Goal of the exercise: Go through the listing and write out all of it exactly.

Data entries
* Begin *

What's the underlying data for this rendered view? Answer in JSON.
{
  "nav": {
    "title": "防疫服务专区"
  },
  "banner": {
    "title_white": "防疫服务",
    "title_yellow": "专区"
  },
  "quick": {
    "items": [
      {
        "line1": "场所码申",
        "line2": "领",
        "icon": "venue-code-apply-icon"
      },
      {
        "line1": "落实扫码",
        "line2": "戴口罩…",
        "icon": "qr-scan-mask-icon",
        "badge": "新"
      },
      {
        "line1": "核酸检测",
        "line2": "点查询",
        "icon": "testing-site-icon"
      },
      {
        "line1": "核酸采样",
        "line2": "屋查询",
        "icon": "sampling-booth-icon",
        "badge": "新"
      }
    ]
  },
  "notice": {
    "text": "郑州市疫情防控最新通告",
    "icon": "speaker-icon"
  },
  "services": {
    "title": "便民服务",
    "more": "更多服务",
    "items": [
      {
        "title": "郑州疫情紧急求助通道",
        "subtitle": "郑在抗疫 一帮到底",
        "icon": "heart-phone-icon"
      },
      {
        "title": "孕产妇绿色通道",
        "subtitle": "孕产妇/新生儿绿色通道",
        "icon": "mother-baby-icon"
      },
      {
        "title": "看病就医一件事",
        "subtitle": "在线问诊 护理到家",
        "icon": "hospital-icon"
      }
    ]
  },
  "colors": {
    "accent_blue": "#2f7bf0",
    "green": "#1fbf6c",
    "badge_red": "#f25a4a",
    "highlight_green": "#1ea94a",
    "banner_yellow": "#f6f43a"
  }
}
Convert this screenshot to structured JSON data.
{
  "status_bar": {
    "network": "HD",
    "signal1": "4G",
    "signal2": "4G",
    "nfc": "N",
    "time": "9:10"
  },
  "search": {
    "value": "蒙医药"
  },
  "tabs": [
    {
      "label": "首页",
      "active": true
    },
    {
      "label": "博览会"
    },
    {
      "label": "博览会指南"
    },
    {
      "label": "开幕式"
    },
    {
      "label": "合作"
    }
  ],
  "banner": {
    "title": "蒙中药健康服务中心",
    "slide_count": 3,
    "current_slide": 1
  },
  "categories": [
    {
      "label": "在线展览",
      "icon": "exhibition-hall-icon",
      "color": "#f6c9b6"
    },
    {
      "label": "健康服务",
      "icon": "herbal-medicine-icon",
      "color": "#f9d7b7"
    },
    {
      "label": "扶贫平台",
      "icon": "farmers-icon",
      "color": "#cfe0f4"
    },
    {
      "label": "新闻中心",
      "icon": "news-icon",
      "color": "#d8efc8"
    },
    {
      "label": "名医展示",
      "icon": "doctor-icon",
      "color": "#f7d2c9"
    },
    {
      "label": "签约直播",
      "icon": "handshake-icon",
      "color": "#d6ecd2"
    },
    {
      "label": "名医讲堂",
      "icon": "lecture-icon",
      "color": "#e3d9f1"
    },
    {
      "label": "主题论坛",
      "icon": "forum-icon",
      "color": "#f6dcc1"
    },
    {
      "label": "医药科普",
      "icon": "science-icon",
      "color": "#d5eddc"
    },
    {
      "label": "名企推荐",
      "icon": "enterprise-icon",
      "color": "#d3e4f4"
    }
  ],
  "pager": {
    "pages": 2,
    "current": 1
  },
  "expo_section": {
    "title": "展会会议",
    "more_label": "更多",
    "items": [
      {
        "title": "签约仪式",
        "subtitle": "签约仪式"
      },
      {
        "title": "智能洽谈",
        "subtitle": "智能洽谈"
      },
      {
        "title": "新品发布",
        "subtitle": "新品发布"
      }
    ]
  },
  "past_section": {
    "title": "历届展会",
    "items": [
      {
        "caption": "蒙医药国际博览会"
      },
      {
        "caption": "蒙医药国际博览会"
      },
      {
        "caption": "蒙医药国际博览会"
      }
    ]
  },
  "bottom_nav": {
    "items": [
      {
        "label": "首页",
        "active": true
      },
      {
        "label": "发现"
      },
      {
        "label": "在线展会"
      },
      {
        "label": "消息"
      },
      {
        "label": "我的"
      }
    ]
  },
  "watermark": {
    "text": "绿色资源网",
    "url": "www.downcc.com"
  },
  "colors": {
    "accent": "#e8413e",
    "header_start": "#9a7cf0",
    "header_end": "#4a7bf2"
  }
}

* End *

Exercise response:
What's the underlying data for this rendered view? Answer in JSON.
{
  "nav": {
    "title": "防疫服务专区"
  },
  "banner": {
    "title_white": "防疫服务",
    "title_yellow": "专区"
  },
  "quick": {
    "items": [
      {
        "line1": "场所码申",
        "line2": "领",
        "icon": "venue-code-apply-icon"
      },
      {
        "line1": "落实扫码",
        "line2": "戴口罩…",
        "icon": "qr-scan-mask-icon",
        "badge": "新"
      },
      {
        "line1": "核酸检测",
        "line2": "点查询",
        "icon": "testing-site-icon"
      },
      {
        "line1": "核酸采样",
        "line2": "屋查询",
        "icon": "sampling-booth-icon",
        "badge": "新"
      }
    ]
  },
  "notice": {
    "text": "郑州市疫情防控最新通告",
    "icon": "speaker-icon"
  },
  "services": {
    "title": "便民服务",
    "more": "更多服务",
    "items": [
      {
        "title": "郑州疫情紧急求助通道",
        "subtitle": "郑在抗疫 一帮到底",
        "icon": "heart-phone-icon"
      },
      {
        "title": "孕产妇绿色通道",
        "subtitle": "孕产妇/新生儿绿色通道",
        "icon": "mother-baby-icon"
      },
      {
        "title": "看病就医一件事",
        "subtitle": "在线问诊 护理到家",
        "icon": "hospital-icon"
      }
    ]
  },
  "colors": {
    "accent_blue": "#2f7bf0",
    "green": "#1fbf6c",
    "badge_red": "#f25a4a",
    "highlight_green": "#1ea94a",
    "banner_yellow": "#f6f43a"
  }
}
Convert this screenshot to structured JSON data.
{
  "status_bar": {
    "network": "HD",
    "signal1": "4G",
    "signal2": "4G",
    "nfc": "N",
    "time": "9:10"
  },
  "search": {
    "value": "蒙医药"
  },
  "tabs": [
    {
      "label": "首页",
      "active": true
    },
    {
      "label": "博览会"
    },
    {
      "label": "博览会指南"
    },
    {
      "label": "开幕式"
    },
    {
      "label": "合作"
    }
  ],
  "banner": {
    "title": "蒙中药健康服务中心",
    "slide_count": 3,
    "current_slide": 1
  },
  "categories": [
    {
      "label": "在线展览",
      "icon": "exhibition-hall-icon",
      "color": "#f6c9b6"
    },
    {
      "label": "健康服务",
      "icon": "herbal-medicine-icon",
      "color": "#f9d7b7"
    },
    {
      "label": "扶贫平台",
      "icon": "farmers-icon",
      "color": "#cfe0f4"
    },
    {
      "label": "新闻中心",
      "icon": "news-icon",
      "color": "#d8efc8"
    },
    {
      "label": "名医展示",
      "icon": "doctor-icon",
      "color": "#f7d2c9"
    },
    {
      "label": "签约直播",
      "icon": "handshake-icon",
      "color": "#d6ecd2"
    },
    {
      "label": "名医讲堂",
      "icon": "lecture-icon",
      "color": "#e3d9f1"
    },
    {
      "label": "主题论坛",
      "icon": "forum-icon",
      "color": "#f6dcc1"
    },
    {
      "label": "医药科普",
      "icon": "science-icon",
      "color": "#d5eddc"
    },
    {
      "label": "名企推荐",
      "icon": "enterprise-icon",
      "color": "#d3e4f4"
    }
  ],
  "pager": {
    "pages": 2,
    "current": 1
  },
  "expo_section": {
    "title": "展会会议",
    "more_label": "更多",
    "items": [
      {
        "title": "签约仪式",
        "subtitle": "签约仪式"
      },
      {
        "title": "智能洽谈",
        "subtitle": "智能洽谈"
      },
      {
        "title": "新品发布",
        "subtitle": "新品发布"
      }
    ]
  },
  "past_section": {
    "title": "历届展会",
    "items": [
      {
        "caption": "蒙医药国际博览会"
      },
      {
        "caption": "蒙医药国际博览会"
      },
      {
        "caption": "蒙医药国际博览会"
      }
    ]
  },
  "bottom_nav": {
    "items": [
      {
        "label": "首页",
        "active": true
      },
      {
        "label": "发现"
      },
      {
        "label": "在线展会"
      },
      {
        "label": "消息"
      },
      {
        "label": "我的"
      }
    ]
  },
  "watermark": {
    "text": "绿色资源网",
    "url": "www.downcc.com"
  },
  "colors": {
    "accent": "#e8413e",
    "header_start": "#9a7cf0",
    "header_end": "#4a7bf2"
  }
}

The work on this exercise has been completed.